# Written exercise
Reproduce the records below exactly as given.

[Dataset records]
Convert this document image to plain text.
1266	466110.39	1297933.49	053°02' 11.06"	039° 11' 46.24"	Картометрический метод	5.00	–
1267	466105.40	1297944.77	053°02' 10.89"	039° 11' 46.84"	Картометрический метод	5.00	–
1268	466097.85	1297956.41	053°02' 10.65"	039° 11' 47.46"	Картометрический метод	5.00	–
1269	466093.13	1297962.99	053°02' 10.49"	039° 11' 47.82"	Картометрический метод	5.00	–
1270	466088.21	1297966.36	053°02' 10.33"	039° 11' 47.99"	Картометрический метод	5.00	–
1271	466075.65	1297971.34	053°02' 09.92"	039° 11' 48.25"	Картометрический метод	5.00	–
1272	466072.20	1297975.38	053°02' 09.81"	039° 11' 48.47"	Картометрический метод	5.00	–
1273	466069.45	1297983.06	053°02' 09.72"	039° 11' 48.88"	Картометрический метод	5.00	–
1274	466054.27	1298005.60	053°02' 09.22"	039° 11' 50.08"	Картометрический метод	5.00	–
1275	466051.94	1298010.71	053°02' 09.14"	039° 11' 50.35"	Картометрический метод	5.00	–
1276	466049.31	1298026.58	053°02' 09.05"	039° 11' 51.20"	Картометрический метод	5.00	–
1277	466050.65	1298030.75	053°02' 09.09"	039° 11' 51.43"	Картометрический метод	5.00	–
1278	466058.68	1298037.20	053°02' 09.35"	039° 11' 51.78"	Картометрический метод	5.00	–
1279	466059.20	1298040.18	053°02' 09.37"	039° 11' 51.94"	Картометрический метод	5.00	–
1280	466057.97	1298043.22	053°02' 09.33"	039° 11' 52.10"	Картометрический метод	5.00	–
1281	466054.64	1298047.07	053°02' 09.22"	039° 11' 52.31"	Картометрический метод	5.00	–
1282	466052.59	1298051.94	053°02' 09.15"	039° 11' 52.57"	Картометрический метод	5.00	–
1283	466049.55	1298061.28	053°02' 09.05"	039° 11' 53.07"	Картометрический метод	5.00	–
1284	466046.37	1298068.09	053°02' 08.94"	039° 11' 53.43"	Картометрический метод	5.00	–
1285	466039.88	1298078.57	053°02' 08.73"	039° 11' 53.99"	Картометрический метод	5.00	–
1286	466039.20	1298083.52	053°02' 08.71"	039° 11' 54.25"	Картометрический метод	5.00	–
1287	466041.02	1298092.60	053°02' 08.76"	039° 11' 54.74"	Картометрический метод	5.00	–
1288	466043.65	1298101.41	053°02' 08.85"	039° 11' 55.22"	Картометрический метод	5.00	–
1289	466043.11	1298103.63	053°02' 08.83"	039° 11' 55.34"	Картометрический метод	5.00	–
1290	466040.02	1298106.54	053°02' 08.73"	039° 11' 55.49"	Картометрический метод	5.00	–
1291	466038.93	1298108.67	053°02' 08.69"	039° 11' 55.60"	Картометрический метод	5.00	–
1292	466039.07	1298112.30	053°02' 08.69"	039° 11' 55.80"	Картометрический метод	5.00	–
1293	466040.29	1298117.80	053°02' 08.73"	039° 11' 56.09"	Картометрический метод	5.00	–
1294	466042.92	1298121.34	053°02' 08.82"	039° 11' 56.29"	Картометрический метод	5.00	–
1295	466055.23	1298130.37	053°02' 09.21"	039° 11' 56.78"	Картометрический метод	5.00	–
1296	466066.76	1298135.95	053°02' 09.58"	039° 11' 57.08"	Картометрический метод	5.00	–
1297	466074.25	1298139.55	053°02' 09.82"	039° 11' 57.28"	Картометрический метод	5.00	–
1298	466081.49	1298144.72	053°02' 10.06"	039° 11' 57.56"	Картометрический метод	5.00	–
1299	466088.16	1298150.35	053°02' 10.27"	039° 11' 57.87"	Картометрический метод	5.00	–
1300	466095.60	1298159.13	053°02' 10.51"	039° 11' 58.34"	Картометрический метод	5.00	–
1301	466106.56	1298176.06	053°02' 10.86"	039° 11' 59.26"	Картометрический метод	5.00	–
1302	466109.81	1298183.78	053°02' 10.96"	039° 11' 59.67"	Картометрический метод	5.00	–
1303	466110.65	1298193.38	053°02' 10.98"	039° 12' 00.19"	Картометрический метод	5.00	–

# Response to the task
Convert this document image to plain text.
1266	466110.39	1297933.49	053°02' 11.06"	039° 11' 46.24"	Картометрический метод	5.00	–
1267	466105.40	1297944.77	053°02' 10.89"	039° 11' 46.84"	Картометрический метод	5.00	–
1268	466097.85	1297956.41	053°02' 10.65"	039° 11' 47.46"	Картометрический метод	5.00	–
1269	466093.13	1297962.99	053°02' 10.49"	039° 11' 47.82"	Картометрический метод	5.00	–
1270	466088.21	1297966.36	053°02' 10.33"	039° 11' 47.99"	Картометрический метод	5.00	–
1271	466075.65	1297971.34	053°02' 09.92"	039° 11' 48.25"	Картометрический метод	5.00	–
1272	466072.20	1297975.38	053°02' 09.81"	039° 11' 48.47"	Картометрический метод	5.00	–
1273	466069.45	1297983.06	053°02' 09.72"	039° 11' 48.88"	Картометрический метод	5.00	–
1274	466054.27	1298005.60	053°02' 09.22"	039° 11' 50.08"	Картометрический метод	5.00	–
1275	466051.94	1298010.71	053°02' 09.14"	039° 11' 50.35"	Картометрический метод	5.00	–
1276	466049.31	1298026.58	053°02' 09.05"	039° 11' 51.20"	Картометрический метод	5.00	–
1277	466050.65	1298030.75	053°02' 09.09"	039° 11' 51.43"	Картометрический метод	5.00	–
1278	466058.68	1298037.20	053°02' 09.35"	039° 11' 51.78"	Картометрический метод	5.00	–
1279	466059.20	1298040.18	053°02' 09.37"	039° 11' 51.94"	Картометрический метод	5.00	–
1280	466057.97	1298043.22	053°02' 09.33"	039° 11' 52.10"	Картометрический метод	5.00	–
1281	466054.64	1298047.07	053°02' 09.22"	039° 11' 52.31"	Картометрический метод	5.00	–
1282	466052.59	1298051.94	053°02' 09.15"	039° 11' 52.57"	Картометрический метод	5.00	–
1283	466049.55	1298061.28	053°02' 09.05"	039° 11' 53.07"	Картометрический метод	5.00	–
1284	466046.37	1298068.09	053°02' 08.94"	039° 11' 53.43"	Картометрический метод	5.00	–
1285	466039.88	1298078.57	053°02' 08.73"	039° 11' 53.99"	Картометрический метод	5.00	–
1286	466039.20	1298083.52	053°02' 08.71"	039° 11' 54.25"	Картометрический метод	5.00	–
1287	466041.02	1298092.60	053°02' 08.76"	039° 11' 54.74"	Картометрический метод	5.00	–
1288	466043.65	1298101.41	053°02' 08.85"	039° 11' 55.22"	Картометрический метод	5.00	–
1289	466043.11	1298103.63	053°02' 08.83"	039° 11' 55.34"	Картометрический метод	5.00	–
1290	466040.02	1298106.54	053°02' 08.73"	039° 11' 55.49"	Картометрический метод	5.00	–
1291	466038.93	1298108.67	053°02' 08.69"	039° 11' 55.60"	Картометрический метод	5.00	–
1292	466039.07	1298112.30	053°02' 08.69"	039° 11' 55.80"	Картометрический метод	5.00	–
1293	466040.29	1298117.80	053°02' 08.73"	039° 11' 56.09"	Картометрический метод	5.00	–
1294	466042.92	1298121.34	053°02' 08.82"	039° 11' 56.29"	Картометрический метод	5.00	–
1295	466055.23	1298130.37	053°02' 09.21"	039° 11' 56.78"	Картометрический метод	5.00	–
1296	466066.76	1298135.95	053°02' 09.58"	039° 11' 57.08"	Картометрический метод	5.00	–
1297	466074.25	1298139.55	053°02' 09.82"	039° 11' 57.28"	Картометрический метод	5.00	–
1298	466081.49	1298144.72	053°02' 10.06"	039° 11' 57.56"	Картометрический метод	5.00	–
1299	466088.16	1298150.35	053°02' 10.27"	039° 11' 57.87"	Картометрический метод	5.00	–
1300	466095.60	1298159.13	053°02' 10.51"	039° 11' 58.34"	Картометрический метод	5.00	–
1301	466106.56	1298176.06	053°02' 10.86"	039° 11' 59.26"	Картометрический метод	5.00	–
1302	466109.81	1298183.78	053°02' 10.96"	039° 11' 59.67"	Картометрический метод	5.00	–
1303	466110.65	1298193.38	053°02' 10.98"	039° 12' 00.19"	Картометрический метод	5.00	–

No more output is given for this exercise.